> **Records to use**:

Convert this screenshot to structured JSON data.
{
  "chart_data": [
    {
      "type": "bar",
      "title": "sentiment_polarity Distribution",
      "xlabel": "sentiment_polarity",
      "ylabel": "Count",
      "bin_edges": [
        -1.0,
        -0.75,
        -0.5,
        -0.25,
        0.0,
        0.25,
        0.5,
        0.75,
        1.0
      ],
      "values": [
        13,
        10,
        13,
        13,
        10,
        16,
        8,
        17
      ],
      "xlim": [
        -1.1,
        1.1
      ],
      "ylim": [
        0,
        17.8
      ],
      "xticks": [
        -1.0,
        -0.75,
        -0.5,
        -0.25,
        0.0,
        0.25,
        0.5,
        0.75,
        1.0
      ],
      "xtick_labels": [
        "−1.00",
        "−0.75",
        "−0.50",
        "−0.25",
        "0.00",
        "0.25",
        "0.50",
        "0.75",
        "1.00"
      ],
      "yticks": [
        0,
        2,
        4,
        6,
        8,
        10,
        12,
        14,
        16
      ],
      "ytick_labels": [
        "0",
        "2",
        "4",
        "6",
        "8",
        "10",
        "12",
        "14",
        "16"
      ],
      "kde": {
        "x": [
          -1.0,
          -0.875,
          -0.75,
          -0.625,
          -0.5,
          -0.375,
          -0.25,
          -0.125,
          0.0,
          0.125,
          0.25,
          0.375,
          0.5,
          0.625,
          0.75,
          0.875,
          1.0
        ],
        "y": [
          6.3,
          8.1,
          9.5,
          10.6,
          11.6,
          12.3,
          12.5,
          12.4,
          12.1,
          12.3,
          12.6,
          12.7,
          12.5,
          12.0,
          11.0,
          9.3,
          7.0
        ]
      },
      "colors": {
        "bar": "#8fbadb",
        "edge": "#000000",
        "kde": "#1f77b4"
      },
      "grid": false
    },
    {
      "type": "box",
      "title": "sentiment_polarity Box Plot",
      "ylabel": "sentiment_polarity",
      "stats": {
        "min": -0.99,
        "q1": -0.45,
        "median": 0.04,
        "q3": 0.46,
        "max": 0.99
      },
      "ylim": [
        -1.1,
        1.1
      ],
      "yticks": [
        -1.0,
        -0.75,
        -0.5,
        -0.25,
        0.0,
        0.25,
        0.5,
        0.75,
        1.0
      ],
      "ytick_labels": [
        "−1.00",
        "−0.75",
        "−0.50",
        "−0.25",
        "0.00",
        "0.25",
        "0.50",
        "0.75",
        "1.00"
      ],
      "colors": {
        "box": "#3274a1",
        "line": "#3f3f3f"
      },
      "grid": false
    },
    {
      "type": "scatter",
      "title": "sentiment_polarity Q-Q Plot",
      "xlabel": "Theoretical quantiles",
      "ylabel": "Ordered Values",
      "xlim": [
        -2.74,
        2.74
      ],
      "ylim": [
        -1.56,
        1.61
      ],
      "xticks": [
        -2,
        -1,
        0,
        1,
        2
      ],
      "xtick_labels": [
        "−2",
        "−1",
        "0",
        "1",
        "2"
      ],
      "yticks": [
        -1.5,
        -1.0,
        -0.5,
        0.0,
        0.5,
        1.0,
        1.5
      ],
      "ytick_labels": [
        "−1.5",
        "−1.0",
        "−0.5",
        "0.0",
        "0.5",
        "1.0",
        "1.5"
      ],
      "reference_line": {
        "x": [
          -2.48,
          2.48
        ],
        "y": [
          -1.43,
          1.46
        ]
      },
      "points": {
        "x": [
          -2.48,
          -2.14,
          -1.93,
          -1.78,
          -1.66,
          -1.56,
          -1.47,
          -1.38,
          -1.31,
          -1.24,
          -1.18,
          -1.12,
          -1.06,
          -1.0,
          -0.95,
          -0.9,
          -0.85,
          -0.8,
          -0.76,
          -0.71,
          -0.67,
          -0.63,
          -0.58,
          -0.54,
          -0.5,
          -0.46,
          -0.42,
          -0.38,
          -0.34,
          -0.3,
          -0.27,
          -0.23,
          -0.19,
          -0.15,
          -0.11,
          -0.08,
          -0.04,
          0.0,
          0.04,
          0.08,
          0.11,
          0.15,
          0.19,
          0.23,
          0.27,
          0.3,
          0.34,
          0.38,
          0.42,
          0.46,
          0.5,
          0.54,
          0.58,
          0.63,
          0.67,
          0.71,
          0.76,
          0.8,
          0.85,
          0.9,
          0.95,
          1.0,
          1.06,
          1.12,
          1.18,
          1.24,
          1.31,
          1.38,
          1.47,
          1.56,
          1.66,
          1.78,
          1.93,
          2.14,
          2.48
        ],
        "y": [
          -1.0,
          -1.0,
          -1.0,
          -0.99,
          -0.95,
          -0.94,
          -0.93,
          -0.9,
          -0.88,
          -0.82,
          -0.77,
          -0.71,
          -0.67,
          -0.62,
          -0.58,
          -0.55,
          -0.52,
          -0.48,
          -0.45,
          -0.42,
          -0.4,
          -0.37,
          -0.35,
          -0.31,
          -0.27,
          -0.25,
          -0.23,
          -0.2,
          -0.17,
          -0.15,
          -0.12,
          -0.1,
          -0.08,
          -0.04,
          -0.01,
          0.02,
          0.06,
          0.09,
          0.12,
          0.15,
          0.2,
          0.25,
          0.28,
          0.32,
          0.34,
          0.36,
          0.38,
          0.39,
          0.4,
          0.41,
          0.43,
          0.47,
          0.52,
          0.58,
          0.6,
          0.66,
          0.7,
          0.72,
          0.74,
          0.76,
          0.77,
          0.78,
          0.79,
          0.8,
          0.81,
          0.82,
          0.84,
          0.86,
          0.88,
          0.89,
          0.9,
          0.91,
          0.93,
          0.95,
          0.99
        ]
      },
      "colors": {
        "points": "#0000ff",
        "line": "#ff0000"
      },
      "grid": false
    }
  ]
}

> **Objective**: Count the lines above that contain the word "Plot". Give only the number.

> **Exercise solution**: 2